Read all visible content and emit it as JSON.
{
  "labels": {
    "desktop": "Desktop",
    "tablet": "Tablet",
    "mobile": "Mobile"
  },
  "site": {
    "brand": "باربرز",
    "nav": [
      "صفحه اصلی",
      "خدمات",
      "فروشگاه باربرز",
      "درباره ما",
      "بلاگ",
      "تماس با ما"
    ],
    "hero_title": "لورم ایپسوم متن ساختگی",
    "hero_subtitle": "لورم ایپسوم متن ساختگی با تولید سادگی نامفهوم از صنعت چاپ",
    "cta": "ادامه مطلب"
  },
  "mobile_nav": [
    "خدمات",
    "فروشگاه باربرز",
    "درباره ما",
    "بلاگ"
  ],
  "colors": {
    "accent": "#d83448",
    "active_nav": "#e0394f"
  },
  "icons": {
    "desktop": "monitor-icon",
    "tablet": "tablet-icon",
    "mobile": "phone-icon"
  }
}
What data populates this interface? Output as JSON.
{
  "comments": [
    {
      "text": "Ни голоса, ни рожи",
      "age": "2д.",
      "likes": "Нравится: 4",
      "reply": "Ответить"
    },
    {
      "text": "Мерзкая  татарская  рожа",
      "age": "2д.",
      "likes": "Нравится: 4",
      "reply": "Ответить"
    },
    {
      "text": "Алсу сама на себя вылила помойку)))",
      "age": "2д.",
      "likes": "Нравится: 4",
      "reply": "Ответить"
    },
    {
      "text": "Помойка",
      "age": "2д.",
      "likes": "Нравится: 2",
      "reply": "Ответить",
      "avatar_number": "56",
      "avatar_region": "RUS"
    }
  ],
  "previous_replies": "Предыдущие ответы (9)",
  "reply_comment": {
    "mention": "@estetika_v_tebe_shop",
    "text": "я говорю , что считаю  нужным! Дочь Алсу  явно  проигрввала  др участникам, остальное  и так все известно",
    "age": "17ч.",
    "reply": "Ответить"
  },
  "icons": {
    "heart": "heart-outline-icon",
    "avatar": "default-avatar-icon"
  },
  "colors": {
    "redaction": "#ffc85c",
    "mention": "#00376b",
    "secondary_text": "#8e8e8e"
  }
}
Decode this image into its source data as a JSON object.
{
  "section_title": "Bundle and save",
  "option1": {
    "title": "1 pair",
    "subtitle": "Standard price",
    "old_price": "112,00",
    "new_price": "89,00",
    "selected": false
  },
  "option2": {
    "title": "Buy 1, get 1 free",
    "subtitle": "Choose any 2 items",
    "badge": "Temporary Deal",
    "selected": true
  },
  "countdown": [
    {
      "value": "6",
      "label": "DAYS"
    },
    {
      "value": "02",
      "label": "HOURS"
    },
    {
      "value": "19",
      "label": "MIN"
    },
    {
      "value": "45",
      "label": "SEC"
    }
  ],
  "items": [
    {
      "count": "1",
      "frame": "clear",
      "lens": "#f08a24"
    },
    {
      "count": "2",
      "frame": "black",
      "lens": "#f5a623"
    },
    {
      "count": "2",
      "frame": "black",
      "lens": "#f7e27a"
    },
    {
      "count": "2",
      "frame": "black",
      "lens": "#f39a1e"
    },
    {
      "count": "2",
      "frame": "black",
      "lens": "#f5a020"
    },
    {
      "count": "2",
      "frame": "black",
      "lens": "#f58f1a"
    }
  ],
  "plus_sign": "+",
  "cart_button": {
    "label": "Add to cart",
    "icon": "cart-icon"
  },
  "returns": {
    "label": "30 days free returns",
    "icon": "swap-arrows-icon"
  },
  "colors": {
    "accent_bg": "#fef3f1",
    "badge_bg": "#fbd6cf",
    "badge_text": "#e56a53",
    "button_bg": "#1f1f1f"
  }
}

────────────────

» **SET PROBLEM**
Recopy the entries above exactly, with every line included.

» **RESPONSE BELOW**
Read all visible content and emit it as JSON.
{
  "labels": {
    "desktop": "Desktop",
    "tablet": "Tablet",
    "mobile": "Mobile"
  },
  "site": {
    "brand": "باربرز",
    "nav": [
      "صفحه اصلی",
      "خدمات",
      "فروشگاه باربرز",
      "درباره ما",
      "بلاگ",
      "تماس با ما"
    ],
    "hero_title": "لورم ایپسوم متن ساختگی",
    "hero_subtitle": "لورم ایپسوم متن ساختگی با تولید سادگی نامفهوم از صنعت چاپ",
    "cta": "ادامه مطلب"
  },
  "mobile_nav": [
    "خدمات",
    "فروشگاه باربرز",
    "درباره ما",
    "بلاگ"
  ],
  "colors": {
    "accent": "#d83448",
    "active_nav": "#e0394f"
  },
  "icons": {
    "desktop": "monitor-icon",
    "tablet": "tablet-icon",
    "mobile": "phone-icon"
  }
}
What data populates this interface? Output as JSON.
{
  "comments": [
    {
      "text": "Ни голоса, ни рожи",
      "age": "2д.",
      "likes": "Нравится: 4",
      "reply": "Ответить"
    },
    {
      "text": "Мерзкая  татарская  рожа",
      "age": "2д.",
      "likes": "Нравится: 4",
      "reply": "Ответить"
    },
    {
      "text": "Алсу сама на себя вылила помойку)))",
      "age": "2д.",
      "likes": "Нравится: 4",
      "reply": "Ответить"
    },
    {
      "text": "Помойка",
      "age": "2д.",
      "likes": "Нравится: 2",
      "reply": "Ответить",
      "avatar_number": "56",
      "avatar_region": "RUS"
    }
  ],
  "previous_replies": "Предыдущие ответы (9)",
  "reply_comment": {
    "mention": "@estetika_v_tebe_shop",
    "text": "я говорю , что считаю  нужным! Дочь Алсу  явно  проигрввала  др участникам, остальное  и так все известно",
    "age": "17ч.",
    "reply": "Ответить"
  },
  "icons": {
    "heart": "heart-outline-icon",
    "avatar": "default-avatar-icon"
  },
  "colors": {
    "redaction": "#ffc85c",
    "mention": "#00376b",
    "secondary_text": "#8e8e8e"
  }
}
Decode this image into its source data as a JSON object.
{
  "section_title": "Bundle and save",
  "option1": {
    "title": "1 pair",
    "subtitle": "Standard price",
    "old_price": "112,00",
    "new_price": "89,00",
    "selected": false
  },
  "option2": {
    "title": "Buy 1, get 1 free",
    "subtitle": "Choose any 2 items",
    "badge": "Temporary Deal",
    "selected": true
  },
  "countdown": [
    {
      "value": "6",
      "label": "DAYS"
    },
    {
      "value": "02",
      "label": "HOURS"
    },
    {
      "value": "19",
      "label": "MIN"
    },
    {
      "value": "45",
      "label": "SEC"
    }
  ],
  "items": [
    {
      "count": "1",
      "frame": "clear",
      "lens": "#f08a24"
    },
    {
      "count": "2",
      "frame": "black",
      "lens": "#f5a623"
    },
    {
      "count": "2",
      "frame": "black",
      "lens": "#f7e27a"
    },
    {
      "count": "2",
      "frame": "black",
      "lens": "#f39a1e"
    },
    {
      "count": "2",
      "frame": "black",
      "lens": "#f5a020"
    },
    {
      "count": "2",
      "frame": "black",
      "lens": "#f58f1a"
    }
  ],
  "plus_sign": "+",
  "cart_button": {
    "label": "Add to cart",
    "icon": "cart-icon"
  },
  "returns": {
    "label": "30 days free returns",
    "icon": "swap-arrows-icon"
  },
  "colors": {
    "accent_bg": "#fef3f1",
    "badge_bg": "#fbd6cf",
    "badge_text": "#e56a53",
    "button_bg": "#1f1f1f"
  }
}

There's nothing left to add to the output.